## PROMPT
Locate the line containing "Read this page and output its text content." in the data below. Reproduce it and every following line up to the end, exactly as given.

## RECORDS
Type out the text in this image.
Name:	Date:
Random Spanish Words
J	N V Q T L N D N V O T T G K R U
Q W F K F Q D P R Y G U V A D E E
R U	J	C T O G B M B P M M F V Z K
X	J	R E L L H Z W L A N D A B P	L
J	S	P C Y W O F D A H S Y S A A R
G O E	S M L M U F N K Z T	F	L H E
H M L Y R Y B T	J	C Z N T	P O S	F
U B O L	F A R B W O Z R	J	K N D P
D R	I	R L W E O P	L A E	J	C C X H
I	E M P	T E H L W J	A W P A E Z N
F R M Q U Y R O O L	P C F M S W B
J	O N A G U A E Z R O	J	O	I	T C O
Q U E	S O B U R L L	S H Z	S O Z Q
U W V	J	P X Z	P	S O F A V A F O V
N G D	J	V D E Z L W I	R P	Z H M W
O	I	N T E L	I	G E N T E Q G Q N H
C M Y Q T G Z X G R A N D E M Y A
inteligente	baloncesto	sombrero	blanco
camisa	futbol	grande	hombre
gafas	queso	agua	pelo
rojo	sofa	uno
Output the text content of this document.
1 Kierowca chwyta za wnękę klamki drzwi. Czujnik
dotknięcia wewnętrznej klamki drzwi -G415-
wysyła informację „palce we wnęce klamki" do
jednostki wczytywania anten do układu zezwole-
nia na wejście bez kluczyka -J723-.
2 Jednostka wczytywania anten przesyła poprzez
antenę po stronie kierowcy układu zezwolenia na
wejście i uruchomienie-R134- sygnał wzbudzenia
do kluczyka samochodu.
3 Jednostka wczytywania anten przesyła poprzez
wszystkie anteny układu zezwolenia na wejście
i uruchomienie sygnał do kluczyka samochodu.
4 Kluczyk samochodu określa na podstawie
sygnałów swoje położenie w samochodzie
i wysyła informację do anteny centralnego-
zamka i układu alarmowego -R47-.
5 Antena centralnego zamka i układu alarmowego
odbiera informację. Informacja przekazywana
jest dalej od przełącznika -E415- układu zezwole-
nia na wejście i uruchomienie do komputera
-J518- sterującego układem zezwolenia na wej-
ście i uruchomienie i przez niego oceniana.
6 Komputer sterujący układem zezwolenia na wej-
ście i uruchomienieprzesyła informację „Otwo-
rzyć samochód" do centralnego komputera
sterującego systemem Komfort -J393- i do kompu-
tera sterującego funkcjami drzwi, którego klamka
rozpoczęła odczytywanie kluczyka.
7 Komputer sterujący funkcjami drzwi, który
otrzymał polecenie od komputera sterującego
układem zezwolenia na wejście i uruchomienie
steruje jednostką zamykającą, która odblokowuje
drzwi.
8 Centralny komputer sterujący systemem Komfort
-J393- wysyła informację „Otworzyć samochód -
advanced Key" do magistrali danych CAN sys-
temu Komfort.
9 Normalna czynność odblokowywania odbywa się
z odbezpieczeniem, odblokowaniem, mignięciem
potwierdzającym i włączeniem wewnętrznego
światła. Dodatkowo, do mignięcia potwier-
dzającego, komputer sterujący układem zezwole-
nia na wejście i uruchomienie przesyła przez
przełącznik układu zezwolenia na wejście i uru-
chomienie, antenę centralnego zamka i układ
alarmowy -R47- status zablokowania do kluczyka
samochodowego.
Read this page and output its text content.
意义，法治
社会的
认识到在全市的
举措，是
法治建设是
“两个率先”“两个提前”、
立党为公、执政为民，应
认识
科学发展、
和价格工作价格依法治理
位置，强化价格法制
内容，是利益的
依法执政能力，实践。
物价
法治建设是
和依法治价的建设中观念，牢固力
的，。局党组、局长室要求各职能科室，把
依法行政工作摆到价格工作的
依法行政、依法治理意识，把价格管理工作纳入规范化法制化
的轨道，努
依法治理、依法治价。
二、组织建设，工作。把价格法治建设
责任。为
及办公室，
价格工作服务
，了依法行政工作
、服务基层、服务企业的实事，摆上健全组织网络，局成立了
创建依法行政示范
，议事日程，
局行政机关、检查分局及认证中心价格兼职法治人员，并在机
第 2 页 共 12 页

## SOLUTION FOR THIS TASK
Read this page and output its text content.
意义，法治
社会的
认识到在全市的
举措，是
法治建设是
“两个率先”“两个提前”、
立党为公、执政为民，应
认识
科学发展、
和价格工作价格依法治理
位置，强化价格法制
内容，是利益的
依法执政能力，实践。
物价
法治建设是
和依法治价的建设中观念，牢固力
的，。局党组、局长室要求各职能科室，把
依法行政工作摆到价格工作的
依法行政、依法治理意识，把价格管理工作纳入规范化法制化
的轨道，努
依法治理、依法治价。
二、组织建设，工作。把价格法治建设
责任。为
及办公室，
价格工作服务
，了依法行政工作
、服务基层、服务企业的实事，摆上健全组织网络，局成立了
创建依法行政示范
，议事日程，
局行政机关、检查分局及认证中心价格兼职法治人员，并在机
第 2 页 共 12 页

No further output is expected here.